Data entries:
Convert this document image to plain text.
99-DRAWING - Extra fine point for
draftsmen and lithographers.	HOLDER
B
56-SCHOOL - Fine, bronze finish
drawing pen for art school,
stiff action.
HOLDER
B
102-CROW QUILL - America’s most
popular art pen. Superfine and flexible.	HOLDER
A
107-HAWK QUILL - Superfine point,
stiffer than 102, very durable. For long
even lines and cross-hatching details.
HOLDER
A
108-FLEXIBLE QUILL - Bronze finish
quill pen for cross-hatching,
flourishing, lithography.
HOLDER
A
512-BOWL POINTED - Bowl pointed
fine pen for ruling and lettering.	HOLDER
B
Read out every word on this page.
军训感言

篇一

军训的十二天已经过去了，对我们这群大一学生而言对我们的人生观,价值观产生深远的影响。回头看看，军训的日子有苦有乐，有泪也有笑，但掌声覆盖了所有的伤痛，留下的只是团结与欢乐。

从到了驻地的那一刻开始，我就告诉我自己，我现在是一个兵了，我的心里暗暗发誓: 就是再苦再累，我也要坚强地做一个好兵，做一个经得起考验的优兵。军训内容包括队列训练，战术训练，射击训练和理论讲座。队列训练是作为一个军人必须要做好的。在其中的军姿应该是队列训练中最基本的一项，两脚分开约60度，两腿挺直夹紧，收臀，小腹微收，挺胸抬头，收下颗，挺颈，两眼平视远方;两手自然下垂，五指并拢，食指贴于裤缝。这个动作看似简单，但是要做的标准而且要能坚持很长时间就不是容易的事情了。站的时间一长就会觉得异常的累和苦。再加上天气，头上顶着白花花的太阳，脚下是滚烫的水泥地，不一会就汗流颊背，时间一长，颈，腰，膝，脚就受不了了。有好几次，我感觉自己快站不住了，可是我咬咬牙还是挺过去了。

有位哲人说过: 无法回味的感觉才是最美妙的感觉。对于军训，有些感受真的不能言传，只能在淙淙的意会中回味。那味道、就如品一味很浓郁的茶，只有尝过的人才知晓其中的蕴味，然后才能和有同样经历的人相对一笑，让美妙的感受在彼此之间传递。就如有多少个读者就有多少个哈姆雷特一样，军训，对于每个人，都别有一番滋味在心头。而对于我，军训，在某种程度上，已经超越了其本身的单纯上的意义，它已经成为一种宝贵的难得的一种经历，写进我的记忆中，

Work required: Select every line of the material above holding the word "cross" and copy it.

Output for this exercise:
even lines and cross-hatching details.
quill pen for cross-hatching,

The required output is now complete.